[Extracts from a graphics dataset]
▶

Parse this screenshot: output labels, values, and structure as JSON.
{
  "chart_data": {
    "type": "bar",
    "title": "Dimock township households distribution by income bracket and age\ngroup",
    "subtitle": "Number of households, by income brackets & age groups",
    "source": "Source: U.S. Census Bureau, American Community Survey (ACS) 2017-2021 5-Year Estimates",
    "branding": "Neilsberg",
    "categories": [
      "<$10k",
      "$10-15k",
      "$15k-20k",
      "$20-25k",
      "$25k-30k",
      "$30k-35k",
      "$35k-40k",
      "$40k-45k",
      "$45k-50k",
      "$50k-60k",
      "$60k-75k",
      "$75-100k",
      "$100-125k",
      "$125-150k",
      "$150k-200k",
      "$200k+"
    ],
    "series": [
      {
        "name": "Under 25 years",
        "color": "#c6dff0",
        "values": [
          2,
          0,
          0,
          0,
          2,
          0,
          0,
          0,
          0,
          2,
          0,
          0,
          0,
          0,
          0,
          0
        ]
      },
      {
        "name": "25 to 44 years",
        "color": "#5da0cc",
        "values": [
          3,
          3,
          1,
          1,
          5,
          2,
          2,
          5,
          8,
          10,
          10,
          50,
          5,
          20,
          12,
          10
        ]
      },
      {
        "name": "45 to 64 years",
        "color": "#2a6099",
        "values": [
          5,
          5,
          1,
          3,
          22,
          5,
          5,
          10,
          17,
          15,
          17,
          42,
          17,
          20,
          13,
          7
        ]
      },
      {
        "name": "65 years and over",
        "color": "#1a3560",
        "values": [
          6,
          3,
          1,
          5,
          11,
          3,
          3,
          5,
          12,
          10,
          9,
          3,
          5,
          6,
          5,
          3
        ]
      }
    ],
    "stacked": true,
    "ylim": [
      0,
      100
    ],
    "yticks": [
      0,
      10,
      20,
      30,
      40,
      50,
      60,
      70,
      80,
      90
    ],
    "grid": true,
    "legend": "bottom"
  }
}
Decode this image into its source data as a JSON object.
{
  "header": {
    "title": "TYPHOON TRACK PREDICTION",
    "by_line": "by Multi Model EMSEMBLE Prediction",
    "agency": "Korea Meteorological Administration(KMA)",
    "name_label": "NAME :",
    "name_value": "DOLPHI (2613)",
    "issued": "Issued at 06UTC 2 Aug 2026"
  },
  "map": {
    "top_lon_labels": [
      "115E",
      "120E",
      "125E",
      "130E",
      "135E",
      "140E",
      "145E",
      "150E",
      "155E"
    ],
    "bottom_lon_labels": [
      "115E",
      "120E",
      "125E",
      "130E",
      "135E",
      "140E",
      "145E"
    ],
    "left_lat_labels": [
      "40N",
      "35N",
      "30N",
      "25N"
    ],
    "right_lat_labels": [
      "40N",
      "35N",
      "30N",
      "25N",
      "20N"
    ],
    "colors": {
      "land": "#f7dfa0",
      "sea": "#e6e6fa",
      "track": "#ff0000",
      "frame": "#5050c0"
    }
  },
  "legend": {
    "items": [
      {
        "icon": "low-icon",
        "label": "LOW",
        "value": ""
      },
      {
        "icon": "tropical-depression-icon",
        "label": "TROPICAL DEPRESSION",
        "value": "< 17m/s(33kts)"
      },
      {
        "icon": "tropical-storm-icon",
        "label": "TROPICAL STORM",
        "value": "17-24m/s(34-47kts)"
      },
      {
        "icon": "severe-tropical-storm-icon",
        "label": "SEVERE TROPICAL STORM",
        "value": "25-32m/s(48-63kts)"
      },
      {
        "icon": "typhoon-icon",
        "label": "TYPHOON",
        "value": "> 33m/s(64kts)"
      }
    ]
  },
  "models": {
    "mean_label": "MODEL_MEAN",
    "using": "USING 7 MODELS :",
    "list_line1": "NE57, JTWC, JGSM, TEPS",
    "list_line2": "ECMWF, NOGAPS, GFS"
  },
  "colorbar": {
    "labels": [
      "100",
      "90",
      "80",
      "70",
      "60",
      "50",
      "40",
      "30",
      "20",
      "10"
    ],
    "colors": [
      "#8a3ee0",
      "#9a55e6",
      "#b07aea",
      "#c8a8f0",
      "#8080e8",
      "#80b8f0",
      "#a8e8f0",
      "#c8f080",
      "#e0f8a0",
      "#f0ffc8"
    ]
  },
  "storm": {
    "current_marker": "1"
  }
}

◀

* GOAL: Lines that hold "source" are the ones to copy; find all of them.

* FULL SOLUTION:
    "source": "Source: U.S. Census Bureau, American Community Survey (ACS) 2017-2021 5-Year Estimates",
Decode this image into its source data as a JSON object.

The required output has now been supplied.